Locate the string "text" throughout the material and copy every line in which it occurs.

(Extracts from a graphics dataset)
────────────────────────────────────────

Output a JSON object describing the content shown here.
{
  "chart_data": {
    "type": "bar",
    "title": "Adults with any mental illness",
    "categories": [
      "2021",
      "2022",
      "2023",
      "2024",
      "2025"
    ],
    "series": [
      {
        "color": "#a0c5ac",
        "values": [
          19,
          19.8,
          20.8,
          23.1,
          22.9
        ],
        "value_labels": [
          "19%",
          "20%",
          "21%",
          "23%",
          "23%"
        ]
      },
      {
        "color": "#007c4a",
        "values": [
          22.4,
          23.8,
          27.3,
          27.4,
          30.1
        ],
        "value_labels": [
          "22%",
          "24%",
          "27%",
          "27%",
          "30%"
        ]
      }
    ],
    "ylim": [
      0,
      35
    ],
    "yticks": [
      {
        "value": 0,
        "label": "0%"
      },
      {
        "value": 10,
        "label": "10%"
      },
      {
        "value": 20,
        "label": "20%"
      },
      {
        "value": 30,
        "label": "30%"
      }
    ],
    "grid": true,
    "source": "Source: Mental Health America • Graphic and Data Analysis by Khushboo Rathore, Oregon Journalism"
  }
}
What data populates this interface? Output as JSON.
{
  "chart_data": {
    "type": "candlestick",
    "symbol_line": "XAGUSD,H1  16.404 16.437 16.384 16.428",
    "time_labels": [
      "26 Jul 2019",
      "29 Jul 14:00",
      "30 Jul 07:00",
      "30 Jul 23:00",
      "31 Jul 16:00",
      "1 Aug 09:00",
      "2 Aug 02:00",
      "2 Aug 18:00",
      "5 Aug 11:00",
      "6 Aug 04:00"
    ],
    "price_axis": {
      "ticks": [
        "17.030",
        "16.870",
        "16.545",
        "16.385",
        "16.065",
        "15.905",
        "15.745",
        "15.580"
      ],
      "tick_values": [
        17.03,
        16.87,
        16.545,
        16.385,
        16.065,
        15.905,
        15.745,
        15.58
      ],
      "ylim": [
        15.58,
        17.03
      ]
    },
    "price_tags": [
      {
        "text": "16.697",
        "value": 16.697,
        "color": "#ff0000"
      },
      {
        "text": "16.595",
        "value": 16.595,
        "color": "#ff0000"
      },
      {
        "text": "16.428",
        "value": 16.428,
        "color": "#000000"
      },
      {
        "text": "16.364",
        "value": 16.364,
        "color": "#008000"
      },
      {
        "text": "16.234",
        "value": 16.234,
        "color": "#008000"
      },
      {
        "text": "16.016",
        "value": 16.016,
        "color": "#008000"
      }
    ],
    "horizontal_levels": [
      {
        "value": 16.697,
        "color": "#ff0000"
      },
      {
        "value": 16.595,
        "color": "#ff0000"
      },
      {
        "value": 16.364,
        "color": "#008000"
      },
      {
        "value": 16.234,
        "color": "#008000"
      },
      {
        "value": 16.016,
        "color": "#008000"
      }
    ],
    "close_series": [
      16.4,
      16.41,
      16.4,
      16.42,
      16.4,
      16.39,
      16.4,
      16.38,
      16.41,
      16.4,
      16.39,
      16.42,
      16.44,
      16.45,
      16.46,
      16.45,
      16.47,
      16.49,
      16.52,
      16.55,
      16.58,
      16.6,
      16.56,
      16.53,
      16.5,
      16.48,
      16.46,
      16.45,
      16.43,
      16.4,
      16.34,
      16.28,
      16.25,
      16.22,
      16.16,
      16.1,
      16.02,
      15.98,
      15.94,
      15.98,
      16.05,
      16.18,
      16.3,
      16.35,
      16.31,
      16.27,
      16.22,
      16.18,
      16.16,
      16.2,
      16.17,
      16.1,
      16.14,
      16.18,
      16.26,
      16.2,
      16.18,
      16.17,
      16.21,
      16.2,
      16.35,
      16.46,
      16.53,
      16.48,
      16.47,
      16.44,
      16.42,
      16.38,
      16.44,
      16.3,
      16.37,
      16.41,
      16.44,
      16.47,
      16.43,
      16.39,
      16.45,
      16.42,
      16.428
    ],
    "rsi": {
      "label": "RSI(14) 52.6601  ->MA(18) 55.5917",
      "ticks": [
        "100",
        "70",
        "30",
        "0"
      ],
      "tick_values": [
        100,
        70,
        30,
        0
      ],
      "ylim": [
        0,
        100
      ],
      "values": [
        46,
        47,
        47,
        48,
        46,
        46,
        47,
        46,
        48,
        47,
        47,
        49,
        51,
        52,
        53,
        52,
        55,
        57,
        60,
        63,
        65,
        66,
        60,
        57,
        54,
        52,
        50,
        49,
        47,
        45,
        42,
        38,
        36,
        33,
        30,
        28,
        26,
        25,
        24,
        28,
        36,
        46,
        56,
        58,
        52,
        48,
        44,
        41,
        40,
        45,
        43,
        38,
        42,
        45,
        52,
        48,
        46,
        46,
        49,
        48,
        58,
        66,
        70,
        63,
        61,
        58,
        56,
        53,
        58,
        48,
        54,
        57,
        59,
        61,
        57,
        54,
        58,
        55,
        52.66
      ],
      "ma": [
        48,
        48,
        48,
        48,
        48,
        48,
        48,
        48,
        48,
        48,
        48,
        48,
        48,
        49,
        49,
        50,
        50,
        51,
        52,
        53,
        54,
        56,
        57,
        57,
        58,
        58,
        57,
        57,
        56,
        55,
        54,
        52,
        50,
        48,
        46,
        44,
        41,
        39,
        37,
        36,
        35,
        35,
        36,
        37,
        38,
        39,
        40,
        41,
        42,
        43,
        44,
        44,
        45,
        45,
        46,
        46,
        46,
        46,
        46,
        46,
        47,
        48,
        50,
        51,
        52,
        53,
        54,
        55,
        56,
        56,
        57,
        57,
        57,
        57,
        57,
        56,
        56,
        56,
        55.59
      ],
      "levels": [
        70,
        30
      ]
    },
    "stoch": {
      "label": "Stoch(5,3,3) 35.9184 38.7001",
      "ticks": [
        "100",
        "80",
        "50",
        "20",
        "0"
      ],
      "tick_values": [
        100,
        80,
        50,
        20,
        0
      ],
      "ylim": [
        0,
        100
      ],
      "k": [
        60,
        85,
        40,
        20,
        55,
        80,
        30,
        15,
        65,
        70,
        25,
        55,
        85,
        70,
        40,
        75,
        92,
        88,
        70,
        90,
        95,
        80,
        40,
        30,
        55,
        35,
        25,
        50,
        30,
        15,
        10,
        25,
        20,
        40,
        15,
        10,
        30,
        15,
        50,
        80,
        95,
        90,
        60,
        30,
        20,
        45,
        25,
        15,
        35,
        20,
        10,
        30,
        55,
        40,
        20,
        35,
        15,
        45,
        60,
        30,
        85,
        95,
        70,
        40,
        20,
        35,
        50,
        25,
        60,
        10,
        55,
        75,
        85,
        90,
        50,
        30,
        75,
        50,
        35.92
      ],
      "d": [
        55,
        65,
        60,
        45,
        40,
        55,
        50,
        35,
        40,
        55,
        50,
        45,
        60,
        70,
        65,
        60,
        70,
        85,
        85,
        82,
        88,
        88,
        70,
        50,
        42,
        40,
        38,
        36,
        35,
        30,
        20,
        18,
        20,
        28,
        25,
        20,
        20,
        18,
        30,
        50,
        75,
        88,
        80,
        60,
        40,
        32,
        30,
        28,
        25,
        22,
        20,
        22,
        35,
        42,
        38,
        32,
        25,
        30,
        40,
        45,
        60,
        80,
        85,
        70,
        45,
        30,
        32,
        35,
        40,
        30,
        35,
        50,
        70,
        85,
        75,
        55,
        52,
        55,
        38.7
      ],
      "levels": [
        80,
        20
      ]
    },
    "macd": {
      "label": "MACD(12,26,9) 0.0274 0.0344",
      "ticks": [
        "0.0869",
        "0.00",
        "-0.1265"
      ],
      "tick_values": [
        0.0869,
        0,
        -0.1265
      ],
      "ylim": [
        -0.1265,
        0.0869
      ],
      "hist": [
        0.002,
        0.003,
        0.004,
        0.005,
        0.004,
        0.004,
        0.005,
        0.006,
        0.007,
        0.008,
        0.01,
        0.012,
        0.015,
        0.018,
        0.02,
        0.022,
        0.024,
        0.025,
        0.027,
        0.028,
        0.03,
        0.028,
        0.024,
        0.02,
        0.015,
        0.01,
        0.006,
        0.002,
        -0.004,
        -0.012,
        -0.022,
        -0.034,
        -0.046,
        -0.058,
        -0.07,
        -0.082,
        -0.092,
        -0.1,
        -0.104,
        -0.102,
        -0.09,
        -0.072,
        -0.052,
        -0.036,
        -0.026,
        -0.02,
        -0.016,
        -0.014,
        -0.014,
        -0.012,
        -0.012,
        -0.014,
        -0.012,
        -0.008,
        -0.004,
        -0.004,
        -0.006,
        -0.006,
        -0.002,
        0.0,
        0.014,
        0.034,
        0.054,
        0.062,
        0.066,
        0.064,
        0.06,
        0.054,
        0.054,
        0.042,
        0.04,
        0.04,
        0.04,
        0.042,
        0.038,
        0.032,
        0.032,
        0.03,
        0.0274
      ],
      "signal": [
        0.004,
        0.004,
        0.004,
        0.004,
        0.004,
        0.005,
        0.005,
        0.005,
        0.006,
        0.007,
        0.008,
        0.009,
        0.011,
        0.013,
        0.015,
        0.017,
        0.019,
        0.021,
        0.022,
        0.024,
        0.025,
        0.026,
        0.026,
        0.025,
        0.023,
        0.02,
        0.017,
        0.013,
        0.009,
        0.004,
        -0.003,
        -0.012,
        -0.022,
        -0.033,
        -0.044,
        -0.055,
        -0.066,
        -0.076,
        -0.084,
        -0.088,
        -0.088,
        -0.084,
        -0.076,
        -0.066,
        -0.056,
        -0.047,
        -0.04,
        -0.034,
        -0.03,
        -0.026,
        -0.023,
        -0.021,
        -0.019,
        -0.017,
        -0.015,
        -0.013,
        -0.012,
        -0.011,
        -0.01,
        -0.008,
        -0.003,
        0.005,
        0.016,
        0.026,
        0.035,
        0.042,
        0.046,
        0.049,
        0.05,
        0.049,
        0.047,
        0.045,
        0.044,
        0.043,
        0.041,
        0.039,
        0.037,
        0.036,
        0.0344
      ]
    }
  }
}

────────────────────────────────────────

● WORKED SOLUTION
        "text": "16.697",
        "text": "16.595",
        "text": "16.428",
        "text": "16.364",
        "text": "16.234",
        "text": "16.016",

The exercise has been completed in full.